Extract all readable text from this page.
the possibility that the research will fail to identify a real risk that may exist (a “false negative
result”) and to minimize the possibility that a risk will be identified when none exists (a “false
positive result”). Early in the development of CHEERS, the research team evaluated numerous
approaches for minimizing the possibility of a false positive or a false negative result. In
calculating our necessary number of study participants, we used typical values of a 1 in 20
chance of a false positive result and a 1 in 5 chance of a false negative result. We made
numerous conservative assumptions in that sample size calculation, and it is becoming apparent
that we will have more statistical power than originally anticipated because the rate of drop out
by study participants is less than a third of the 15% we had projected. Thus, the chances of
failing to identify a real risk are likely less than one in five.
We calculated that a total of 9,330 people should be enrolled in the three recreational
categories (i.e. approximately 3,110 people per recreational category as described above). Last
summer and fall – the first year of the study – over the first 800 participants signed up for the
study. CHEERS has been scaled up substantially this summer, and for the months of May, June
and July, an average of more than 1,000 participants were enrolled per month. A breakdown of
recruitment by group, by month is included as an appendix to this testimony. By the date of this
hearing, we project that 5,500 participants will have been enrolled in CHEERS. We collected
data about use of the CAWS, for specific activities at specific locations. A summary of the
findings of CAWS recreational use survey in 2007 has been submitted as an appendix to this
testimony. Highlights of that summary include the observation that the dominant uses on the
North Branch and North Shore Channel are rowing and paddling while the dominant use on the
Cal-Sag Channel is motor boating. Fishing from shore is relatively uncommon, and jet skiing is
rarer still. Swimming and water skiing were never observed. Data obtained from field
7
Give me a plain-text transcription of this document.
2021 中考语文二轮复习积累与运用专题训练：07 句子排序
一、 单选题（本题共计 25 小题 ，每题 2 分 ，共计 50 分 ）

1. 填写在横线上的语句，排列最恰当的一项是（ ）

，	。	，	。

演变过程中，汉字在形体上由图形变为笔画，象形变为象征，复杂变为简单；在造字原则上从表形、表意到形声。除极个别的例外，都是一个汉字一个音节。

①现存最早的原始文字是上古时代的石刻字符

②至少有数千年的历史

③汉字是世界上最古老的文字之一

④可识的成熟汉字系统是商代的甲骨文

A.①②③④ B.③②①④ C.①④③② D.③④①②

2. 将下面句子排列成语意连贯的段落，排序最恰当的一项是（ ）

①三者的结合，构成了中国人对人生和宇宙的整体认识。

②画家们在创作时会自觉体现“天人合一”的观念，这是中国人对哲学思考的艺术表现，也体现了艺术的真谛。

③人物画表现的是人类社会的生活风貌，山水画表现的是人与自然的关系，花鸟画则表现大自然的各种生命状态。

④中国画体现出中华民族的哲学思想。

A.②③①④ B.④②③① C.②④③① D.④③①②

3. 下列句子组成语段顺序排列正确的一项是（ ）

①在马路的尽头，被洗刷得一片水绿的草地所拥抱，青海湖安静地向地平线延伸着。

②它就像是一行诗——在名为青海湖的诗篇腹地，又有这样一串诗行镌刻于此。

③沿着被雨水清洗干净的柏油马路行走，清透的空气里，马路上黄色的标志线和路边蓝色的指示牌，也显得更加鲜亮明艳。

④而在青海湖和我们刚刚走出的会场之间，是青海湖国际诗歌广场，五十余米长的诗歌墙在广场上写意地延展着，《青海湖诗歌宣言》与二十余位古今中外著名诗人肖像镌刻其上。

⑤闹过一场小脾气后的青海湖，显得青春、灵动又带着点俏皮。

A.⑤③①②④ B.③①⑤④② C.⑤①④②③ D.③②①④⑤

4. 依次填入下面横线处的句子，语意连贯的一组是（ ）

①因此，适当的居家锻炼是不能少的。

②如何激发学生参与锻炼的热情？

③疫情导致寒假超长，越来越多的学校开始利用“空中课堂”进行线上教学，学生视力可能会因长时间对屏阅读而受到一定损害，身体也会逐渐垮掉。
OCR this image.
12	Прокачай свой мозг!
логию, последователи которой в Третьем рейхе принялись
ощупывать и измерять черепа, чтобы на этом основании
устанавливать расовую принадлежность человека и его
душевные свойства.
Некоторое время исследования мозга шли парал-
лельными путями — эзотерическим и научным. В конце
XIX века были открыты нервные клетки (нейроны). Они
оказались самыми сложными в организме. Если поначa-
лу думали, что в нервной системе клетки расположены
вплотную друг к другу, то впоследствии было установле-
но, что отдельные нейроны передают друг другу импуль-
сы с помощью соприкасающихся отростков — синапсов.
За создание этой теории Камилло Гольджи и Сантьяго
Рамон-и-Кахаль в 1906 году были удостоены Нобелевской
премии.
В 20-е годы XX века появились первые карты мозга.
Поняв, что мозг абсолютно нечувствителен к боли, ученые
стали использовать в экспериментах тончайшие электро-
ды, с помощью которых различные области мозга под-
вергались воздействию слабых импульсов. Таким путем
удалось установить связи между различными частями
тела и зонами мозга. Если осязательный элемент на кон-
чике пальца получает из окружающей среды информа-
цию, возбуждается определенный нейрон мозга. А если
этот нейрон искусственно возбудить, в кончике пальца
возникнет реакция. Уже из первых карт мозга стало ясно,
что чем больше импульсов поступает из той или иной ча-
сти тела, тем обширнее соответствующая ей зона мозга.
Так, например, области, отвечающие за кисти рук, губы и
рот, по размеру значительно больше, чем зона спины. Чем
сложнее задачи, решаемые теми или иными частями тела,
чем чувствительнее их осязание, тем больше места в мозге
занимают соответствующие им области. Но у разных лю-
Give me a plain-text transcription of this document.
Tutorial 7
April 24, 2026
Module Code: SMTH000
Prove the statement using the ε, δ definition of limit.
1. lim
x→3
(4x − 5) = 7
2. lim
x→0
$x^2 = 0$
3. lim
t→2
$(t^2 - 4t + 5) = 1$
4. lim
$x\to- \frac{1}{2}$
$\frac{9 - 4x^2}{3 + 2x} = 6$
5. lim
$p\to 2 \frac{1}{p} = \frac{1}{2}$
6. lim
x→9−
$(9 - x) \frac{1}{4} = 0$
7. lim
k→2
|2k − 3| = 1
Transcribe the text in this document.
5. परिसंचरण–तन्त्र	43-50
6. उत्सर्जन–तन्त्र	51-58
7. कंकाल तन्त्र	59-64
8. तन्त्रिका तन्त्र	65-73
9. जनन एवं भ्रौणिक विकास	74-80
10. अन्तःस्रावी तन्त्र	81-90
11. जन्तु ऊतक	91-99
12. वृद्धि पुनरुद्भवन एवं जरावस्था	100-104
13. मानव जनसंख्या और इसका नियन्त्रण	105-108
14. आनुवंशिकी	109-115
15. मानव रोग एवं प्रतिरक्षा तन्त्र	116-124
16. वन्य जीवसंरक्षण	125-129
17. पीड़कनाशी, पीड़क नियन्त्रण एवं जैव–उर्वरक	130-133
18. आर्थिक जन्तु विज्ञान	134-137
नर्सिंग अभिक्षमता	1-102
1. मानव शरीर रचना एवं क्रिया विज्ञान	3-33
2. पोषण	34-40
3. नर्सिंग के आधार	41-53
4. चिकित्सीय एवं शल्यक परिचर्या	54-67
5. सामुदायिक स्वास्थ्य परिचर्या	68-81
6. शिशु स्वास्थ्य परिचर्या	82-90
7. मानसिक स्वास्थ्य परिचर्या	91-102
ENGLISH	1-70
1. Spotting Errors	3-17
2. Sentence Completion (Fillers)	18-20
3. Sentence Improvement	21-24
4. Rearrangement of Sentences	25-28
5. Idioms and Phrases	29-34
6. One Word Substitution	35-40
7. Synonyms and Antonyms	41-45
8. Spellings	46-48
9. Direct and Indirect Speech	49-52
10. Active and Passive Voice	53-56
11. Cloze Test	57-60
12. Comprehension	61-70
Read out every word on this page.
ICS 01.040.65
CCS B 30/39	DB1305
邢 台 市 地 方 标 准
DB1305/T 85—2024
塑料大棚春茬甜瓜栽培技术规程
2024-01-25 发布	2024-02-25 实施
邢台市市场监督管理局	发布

_____

■ **What you have to do**:
Determine how many lines of the records above contain the word "тела", and report only that number.

■ **Response below**:
3